═════ Passage to read ═════

Our family was quite well-known at the hospital, due mainly to the fact that if I was not the first child to have to live in a plastic bubble in Canada then I most certainly was the first in the town where we grew up along with my mother's brief breaks from our turbulent and violent domestic situation.
Not only were we familiar faces, we were also highly regarded by all medical staff for our incredibly high pain tolerance levels, demonstrated by the variety of maladies and injuries that kept us coming back for some professional TLC, as well as geniunely regarded with awe by the same medical staff for the severity of the most truly original and inventive injuries that they had ever seen. Many highly respected anesthesiologists and brilliantly skilled surgeons owe their careers to our family. We have always been big believers in scientific advancement...
Of course, those of you that know me know that this rare form of brilliance is still to be found occurring today, although not quite as regularly as it did in my younger years.
But yes, the ever-growing collection of scars, wounds, various nagging ailments, what have you, didn't so much begin as much as it was genetically inherited...a sort of generational passing down...a medical legacy, if you will.

═════ Supplied material ═════

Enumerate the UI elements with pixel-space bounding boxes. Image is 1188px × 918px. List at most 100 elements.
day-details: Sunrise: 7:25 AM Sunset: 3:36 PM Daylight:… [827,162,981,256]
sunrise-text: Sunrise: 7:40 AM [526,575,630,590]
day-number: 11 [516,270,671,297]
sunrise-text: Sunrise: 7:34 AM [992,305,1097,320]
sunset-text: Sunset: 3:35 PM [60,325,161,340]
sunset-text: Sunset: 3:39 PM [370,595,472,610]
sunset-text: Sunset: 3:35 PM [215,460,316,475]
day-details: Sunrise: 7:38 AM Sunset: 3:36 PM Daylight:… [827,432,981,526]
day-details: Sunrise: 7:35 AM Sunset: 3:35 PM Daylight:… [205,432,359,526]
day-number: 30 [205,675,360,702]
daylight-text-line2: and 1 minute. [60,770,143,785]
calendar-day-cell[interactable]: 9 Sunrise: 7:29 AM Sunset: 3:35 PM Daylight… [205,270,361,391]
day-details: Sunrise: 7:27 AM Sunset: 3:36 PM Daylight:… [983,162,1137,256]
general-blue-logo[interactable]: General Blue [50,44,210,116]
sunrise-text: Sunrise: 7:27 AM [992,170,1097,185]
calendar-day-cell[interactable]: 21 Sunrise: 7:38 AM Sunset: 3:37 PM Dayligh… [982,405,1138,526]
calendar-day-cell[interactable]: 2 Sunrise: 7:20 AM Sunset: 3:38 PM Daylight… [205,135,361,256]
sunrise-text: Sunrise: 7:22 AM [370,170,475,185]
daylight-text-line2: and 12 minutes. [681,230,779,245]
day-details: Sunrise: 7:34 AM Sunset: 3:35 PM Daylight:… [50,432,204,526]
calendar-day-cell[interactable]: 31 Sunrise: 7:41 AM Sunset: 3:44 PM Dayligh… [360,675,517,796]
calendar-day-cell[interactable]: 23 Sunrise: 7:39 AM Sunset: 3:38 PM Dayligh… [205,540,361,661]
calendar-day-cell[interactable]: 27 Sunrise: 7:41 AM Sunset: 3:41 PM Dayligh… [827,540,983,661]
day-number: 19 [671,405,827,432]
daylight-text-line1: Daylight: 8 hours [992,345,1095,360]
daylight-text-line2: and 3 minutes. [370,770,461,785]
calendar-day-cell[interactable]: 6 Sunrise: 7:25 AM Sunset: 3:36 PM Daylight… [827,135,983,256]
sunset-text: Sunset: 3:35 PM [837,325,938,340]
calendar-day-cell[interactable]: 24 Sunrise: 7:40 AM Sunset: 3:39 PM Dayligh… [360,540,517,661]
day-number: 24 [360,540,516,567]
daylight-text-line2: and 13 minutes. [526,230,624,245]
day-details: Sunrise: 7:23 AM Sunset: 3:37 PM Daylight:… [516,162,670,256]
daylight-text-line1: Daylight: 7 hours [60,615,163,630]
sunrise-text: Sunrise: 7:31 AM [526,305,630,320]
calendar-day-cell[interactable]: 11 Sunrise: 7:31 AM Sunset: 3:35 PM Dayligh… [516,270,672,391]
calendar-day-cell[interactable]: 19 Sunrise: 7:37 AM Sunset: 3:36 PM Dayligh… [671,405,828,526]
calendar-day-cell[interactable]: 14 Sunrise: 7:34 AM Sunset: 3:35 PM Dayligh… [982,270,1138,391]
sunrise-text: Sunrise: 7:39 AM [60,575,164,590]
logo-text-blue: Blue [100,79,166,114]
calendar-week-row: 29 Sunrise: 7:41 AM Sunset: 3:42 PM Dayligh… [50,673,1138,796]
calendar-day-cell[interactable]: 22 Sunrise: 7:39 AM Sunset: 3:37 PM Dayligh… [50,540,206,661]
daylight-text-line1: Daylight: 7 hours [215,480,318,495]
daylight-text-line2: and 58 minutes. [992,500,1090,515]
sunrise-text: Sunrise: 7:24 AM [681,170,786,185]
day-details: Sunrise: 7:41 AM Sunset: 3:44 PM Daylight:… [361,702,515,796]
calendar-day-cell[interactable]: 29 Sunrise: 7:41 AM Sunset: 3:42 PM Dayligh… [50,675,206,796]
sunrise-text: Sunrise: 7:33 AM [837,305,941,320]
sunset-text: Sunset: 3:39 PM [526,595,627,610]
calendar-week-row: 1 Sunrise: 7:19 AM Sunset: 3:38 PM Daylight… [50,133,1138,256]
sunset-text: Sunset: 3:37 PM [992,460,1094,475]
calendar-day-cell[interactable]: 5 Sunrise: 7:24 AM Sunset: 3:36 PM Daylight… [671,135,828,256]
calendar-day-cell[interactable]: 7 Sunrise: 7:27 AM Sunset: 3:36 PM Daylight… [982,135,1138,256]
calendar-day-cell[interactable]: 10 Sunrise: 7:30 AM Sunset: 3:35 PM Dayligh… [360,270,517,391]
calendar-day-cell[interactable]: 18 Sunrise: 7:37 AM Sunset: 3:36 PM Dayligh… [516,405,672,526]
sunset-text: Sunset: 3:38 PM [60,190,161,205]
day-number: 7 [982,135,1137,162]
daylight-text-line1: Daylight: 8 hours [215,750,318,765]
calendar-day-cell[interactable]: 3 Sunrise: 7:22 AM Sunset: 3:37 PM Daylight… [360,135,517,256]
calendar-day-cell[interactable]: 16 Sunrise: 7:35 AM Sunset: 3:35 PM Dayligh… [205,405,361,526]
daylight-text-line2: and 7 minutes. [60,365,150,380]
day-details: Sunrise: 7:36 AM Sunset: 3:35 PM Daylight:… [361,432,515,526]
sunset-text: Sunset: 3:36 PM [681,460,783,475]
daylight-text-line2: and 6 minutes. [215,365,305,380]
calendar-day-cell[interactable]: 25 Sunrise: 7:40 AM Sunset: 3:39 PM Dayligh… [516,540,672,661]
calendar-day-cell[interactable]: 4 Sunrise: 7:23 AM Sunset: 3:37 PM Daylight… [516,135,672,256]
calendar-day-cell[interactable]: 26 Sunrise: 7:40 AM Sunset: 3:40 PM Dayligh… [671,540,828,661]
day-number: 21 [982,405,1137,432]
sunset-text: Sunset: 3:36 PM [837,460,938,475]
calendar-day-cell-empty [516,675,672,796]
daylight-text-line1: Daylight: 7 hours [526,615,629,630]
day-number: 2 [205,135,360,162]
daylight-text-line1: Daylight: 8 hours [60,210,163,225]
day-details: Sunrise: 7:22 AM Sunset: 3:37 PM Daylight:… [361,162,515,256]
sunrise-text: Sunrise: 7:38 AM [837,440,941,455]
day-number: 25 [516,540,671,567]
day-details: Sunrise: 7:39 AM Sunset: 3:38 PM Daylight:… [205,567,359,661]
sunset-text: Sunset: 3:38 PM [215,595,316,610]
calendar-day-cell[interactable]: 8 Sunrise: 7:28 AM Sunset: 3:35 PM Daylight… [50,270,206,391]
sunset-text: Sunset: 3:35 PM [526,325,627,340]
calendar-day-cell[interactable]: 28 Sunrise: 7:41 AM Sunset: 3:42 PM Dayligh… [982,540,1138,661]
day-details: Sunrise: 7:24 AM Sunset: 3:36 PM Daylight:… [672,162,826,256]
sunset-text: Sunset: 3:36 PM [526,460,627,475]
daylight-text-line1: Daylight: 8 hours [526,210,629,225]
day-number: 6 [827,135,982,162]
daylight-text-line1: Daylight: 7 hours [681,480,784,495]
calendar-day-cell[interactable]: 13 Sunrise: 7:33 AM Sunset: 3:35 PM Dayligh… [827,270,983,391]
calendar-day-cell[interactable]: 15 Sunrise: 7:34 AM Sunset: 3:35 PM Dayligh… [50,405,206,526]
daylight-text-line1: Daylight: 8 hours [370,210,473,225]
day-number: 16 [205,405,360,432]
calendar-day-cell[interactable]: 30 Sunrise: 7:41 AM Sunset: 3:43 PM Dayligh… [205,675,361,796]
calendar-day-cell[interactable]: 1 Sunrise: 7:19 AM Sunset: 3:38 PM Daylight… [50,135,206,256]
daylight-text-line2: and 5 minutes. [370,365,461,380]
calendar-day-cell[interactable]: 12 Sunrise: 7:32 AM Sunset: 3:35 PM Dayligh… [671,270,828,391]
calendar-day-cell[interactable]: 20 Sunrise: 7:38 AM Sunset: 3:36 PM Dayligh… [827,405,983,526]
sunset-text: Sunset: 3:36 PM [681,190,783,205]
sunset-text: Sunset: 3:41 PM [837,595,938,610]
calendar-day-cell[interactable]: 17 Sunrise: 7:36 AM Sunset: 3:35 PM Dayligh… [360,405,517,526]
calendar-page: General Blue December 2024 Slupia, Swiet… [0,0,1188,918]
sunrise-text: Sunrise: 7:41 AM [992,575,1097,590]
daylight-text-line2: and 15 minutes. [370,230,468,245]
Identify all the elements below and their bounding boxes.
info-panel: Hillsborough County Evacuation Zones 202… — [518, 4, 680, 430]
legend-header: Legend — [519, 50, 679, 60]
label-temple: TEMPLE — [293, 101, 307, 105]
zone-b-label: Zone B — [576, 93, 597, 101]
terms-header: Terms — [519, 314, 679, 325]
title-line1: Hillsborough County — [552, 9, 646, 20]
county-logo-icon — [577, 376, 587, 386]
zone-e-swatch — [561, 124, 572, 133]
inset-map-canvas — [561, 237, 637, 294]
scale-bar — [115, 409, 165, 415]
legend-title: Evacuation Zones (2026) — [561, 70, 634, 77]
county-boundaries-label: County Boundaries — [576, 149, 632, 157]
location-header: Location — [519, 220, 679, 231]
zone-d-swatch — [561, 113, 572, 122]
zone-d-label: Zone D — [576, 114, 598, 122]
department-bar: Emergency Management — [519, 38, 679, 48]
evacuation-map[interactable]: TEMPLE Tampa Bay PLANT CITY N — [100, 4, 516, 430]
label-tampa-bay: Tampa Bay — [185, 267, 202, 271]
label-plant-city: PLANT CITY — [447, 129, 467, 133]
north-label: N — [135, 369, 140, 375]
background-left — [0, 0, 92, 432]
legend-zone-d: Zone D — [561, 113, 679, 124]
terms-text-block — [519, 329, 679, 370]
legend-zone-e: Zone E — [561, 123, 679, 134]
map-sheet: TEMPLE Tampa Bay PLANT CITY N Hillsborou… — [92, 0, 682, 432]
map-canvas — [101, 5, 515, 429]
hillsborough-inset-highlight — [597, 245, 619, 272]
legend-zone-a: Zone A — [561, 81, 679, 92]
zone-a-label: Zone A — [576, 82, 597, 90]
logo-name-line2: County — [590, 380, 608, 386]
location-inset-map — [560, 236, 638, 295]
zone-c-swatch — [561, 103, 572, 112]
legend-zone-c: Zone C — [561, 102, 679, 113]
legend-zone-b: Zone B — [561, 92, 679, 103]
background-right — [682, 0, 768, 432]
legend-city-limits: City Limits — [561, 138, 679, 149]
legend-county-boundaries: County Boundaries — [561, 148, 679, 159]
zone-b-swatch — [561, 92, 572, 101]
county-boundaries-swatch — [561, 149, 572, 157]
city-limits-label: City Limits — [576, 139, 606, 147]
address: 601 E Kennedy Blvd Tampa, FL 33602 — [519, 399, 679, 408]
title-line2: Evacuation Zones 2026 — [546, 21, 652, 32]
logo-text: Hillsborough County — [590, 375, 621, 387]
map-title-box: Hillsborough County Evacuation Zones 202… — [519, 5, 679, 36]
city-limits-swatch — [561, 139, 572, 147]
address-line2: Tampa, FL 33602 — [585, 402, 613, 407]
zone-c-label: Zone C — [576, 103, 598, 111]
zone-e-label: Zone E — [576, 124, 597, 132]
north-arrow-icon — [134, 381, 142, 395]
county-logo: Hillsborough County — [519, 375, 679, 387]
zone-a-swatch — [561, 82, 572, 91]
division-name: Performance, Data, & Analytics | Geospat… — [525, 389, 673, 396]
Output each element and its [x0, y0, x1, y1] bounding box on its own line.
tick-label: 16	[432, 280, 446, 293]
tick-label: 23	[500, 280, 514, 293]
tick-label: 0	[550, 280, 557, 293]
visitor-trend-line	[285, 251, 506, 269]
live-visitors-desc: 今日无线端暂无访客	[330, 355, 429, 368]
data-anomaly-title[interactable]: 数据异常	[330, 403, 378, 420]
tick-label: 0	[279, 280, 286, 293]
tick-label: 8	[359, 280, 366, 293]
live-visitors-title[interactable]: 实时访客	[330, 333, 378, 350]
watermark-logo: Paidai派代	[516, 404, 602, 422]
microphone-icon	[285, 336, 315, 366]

═════

### Work instruction A
In the passage about the family's hospital history, what did medical staff highly regard the family for?
### Work instruction B
Repeat the passage about the family's hospital history from "Our family was" up to and including "violent domestic situation.".

### Response box A
Medical staff highly regarded the family for their incredibly high pain tolerance levels.

### Response box B
Our family was quite well-known at the hospital, due mainly to the fact that if I was not the first child to have to live in a plastic bubble in Canada then I most certainly was the first in the town where we grew up along with my mother's brief breaks from our turbulent and violent domestic situation.